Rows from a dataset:

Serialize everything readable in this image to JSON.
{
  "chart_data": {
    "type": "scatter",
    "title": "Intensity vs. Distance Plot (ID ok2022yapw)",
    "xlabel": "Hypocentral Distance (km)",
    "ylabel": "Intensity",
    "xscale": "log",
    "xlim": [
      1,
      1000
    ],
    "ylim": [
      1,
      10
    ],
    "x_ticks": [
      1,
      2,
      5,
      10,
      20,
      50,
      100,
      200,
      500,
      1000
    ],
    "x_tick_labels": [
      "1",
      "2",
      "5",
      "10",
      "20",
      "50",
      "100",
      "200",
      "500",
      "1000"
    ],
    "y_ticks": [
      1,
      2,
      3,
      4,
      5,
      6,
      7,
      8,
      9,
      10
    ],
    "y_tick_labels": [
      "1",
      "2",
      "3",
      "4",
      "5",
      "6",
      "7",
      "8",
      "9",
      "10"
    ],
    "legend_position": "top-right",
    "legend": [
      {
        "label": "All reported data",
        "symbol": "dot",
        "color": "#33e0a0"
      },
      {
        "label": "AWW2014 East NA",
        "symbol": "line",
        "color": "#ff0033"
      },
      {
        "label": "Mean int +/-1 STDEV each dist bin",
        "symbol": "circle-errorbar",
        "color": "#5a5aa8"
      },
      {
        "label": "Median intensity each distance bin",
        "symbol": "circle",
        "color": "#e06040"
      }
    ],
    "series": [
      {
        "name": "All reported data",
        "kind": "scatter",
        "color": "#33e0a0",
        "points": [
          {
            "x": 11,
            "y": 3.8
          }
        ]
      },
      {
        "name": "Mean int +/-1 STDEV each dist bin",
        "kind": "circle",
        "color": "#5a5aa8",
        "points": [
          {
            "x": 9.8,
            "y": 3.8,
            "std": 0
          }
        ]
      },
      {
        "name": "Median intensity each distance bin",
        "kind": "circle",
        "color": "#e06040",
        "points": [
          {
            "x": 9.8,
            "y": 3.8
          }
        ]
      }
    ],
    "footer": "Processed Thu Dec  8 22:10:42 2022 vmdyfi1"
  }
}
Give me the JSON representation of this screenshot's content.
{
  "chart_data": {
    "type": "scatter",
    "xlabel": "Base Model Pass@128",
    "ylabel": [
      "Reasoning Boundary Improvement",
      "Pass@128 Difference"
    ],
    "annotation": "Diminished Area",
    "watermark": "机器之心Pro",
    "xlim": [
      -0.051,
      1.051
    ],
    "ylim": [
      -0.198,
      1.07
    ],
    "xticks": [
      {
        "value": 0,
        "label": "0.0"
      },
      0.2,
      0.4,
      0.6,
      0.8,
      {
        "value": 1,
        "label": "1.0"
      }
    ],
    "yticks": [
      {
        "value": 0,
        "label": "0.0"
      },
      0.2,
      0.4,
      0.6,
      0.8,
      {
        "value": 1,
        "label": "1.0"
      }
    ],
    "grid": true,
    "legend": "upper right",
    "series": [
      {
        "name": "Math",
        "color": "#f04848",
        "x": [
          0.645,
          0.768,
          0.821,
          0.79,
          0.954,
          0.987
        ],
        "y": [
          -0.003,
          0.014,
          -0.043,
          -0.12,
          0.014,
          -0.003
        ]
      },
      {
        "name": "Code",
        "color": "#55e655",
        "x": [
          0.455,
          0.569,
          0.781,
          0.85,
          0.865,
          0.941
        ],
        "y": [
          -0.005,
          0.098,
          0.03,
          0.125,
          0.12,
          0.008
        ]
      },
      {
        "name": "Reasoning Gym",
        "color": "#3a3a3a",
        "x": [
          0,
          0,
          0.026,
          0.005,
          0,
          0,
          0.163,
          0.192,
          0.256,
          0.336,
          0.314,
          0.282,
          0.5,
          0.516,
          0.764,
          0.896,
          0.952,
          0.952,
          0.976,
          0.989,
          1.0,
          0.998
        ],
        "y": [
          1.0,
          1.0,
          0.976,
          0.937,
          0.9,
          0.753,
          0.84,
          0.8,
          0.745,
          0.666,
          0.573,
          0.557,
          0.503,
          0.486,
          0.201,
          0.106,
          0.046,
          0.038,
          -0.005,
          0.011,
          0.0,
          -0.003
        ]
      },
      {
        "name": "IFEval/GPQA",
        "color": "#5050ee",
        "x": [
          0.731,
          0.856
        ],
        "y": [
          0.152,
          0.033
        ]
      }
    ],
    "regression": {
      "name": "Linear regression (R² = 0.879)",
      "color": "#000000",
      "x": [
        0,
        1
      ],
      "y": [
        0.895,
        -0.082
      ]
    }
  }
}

PROBLEM TO SOLVE - Return the listing above in full, character for character.

RESPONSE -
Serialize everything readable in this image to JSON.
{
  "chart_data": {
    "type": "scatter",
    "title": "Intensity vs. Distance Plot (ID ok2022yapw)",
    "xlabel": "Hypocentral Distance (km)",
    "ylabel": "Intensity",
    "xscale": "log",
    "xlim": [
      1,
      1000
    ],
    "ylim": [
      1,
      10
    ],
    "x_ticks": [
      1,
      2,
      5,
      10,
      20,
      50,
      100,
      200,
      500,
      1000
    ],
    "x_tick_labels": [
      "1",
      "2",
      "5",
      "10",
      "20",
      "50",
      "100",
      "200",
      "500",
      "1000"
    ],
    "y_ticks": [
      1,
      2,
      3,
      4,
      5,
      6,
      7,
      8,
      9,
      10
    ],
    "y_tick_labels": [
      "1",
      "2",
      "3",
      "4",
      "5",
      "6",
      "7",
      "8",
      "9",
      "10"
    ],
    "legend_position": "top-right",
    "legend": [
      {
        "label": "All reported data",
        "symbol": "dot",
        "color": "#33e0a0"
      },
      {
        "label": "AWW2014 East NA",
        "symbol": "line",
        "color": "#ff0033"
      },
      {
        "label": "Mean int +/-1 STDEV each dist bin",
        "symbol": "circle-errorbar",
        "color": "#5a5aa8"
      },
      {
        "label": "Median intensity each distance bin",
        "symbol": "circle",
        "color": "#e06040"
      }
    ],
    "series": [
      {
        "name": "All reported data",
        "kind": "scatter",
        "color": "#33e0a0",
        "points": [
          {
            "x": 11,
            "y": 3.8
          }
        ]
      },
      {
        "name": "Mean int +/-1 STDEV each dist bin",
        "kind": "circle",
        "color": "#5a5aa8",
        "points": [
          {
            "x": 9.8,
            "y": 3.8,
            "std": 0
          }
        ]
      },
      {
        "name": "Median intensity each distance bin",
        "kind": "circle",
        "color": "#e06040",
        "points": [
          {
            "x": 9.8,
            "y": 3.8
          }
        ]
      }
    ],
    "footer": "Processed Thu Dec  8 22:10:42 2022 vmdyfi1"
  }
}
Give me the JSON representation of this screenshot's content.
{
  "chart_data": {
    "type": "scatter",
    "xlabel": "Base Model Pass@128",
    "ylabel": [
      "Reasoning Boundary Improvement",
      "Pass@128 Difference"
    ],
    "annotation": "Diminished Area",
    "watermark": "机器之心Pro",
    "xlim": [
      -0.051,
      1.051
    ],
    "ylim": [
      -0.198,
      1.07
    ],
    "xticks": [
      {
        "value": 0,
        "label": "0.0"
      },
      0.2,
      0.4,
      0.6,
      0.8,
      {
        "value": 1,
        "label": "1.0"
      }
    ],
    "yticks": [
      {
        "value": 0,
        "label": "0.0"
      },
      0.2,
      0.4,
      0.6,
      0.8,
      {
        "value": 1,
        "label": "1.0"
      }
    ],
    "grid": true,
    "legend": "upper right",
    "series": [
      {
        "name": "Math",
        "color": "#f04848",
        "x": [
          0.645,
          0.768,
          0.821,
          0.79,
          0.954,
          0.987
        ],
        "y": [
          -0.003,
          0.014,
          -0.043,
          -0.12,
          0.014,
          -0.003
        ]
      },
      {
        "name": "Code",
        "color": "#55e655",
        "x": [
          0.455,
          0.569,
          0.781,
          0.85,
          0.865,
          0.941
        ],
        "y": [
          -0.005,
          0.098,
          0.03,
          0.125,
          0.12,
          0.008
        ]
      },
      {
        "name": "Reasoning Gym",
        "color": "#3a3a3a",
        "x": [
          0,
          0,
          0.026,
          0.005,
          0,
          0,
          0.163,
          0.192,
          0.256,
          0.336,
          0.314,
          0.282,
          0.5,
          0.516,
          0.764,
          0.896,
          0.952,
          0.952,
          0.976,
          0.989,
          1.0,
          0.998
        ],
        "y": [
          1.0,
          1.0,
          0.976,
          0.937,
          0.9,
          0.753,
          0.84,
          0.8,
          0.745,
          0.666,
          0.573,
          0.557,
          0.503,
          0.486,
          0.201,
          0.106,
          0.046,
          0.038,
          -0.005,
          0.011,
          0.0,
          -0.003
        ]
      },
      {
        "name": "IFEval/GPQA",
        "color": "#5050ee",
        "x": [
          0.731,
          0.856
        ],
        "y": [
          0.152,
          0.033
        ]
      }
    ],
    "regression": {
      "name": "Linear regression (R² = 0.879)",
      "color": "#000000",
      "x": [
        0,
        1
      ],
      "y": [
        0.895,
        -0.082
      ]
    }
  }
}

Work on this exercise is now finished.